◆ TASK INPUT
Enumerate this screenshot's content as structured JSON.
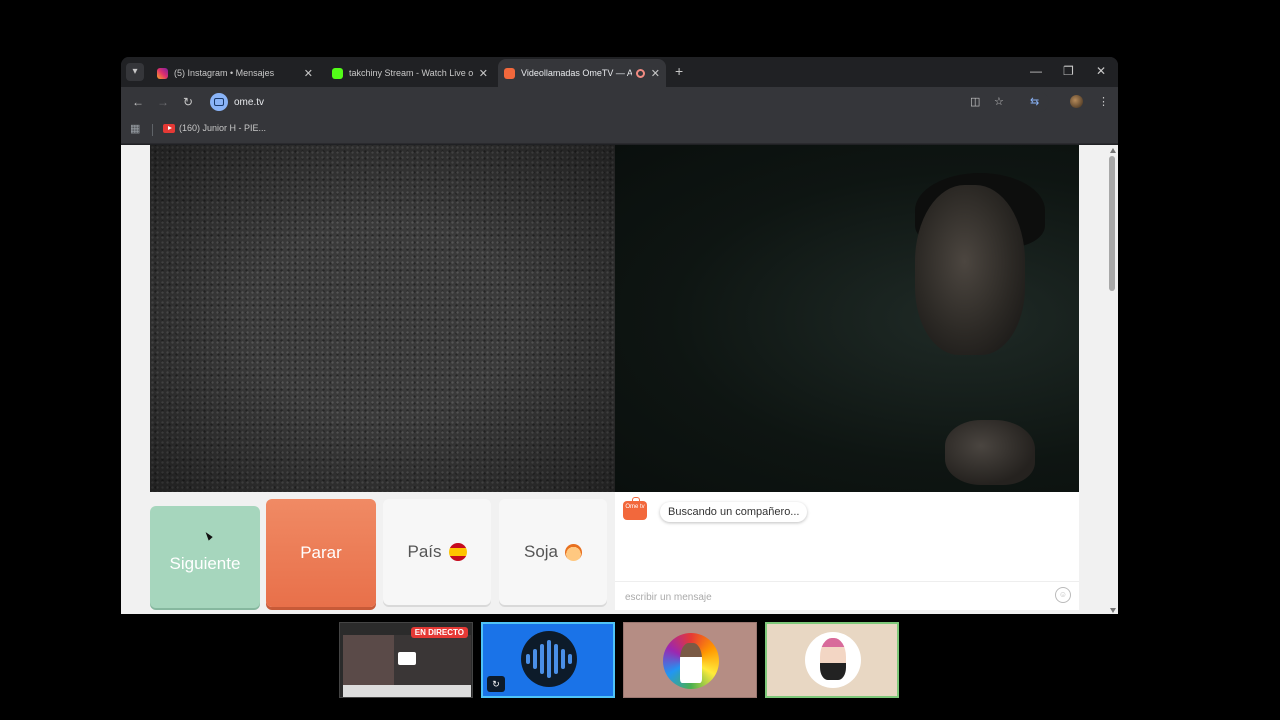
{
  "browser": {
    "tabs": [
      {
        "title": "(5) Instagram • Mensajes",
        "favicon_color": "#e1306c"
      },
      {
        "title": "takchiny Stream - Watch Live o",
        "favicon_color": "#53fc18"
      },
      {
        "title": "Videollamadas OmeTV — A",
        "favicon_color": "#f2683c",
        "active": true
      }
    ],
    "url": "ome.tv",
    "bookmark": "(160) Junior H - PIE..."
  },
  "ometv": {
    "buttons": {
      "next": "Siguiente",
      "stop": "Parar",
      "country": "País",
      "gender": "Soja"
    },
    "chat": {
      "logo_text": "Ome tv",
      "status_message": "Buscando un compañero...",
      "input_placeholder": "escribir un mensaje"
    }
  },
  "thumbnails": {
    "live_badge": "EN DIRECTO"
  },
  "colors": {
    "next_button": "#a6d6bd",
    "stop_button": "#f08a64",
    "accent": "#f2683c"
  }
}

◆ WORK REQUIRED
In the records above, collect each line with "title".

◆ OUTPUT BELOW
        "title": "(5) Instagram • Mensajes",
        "title": "takchiny Stream - Watch Live o",
        "title": "Videollamadas OmeTV — A",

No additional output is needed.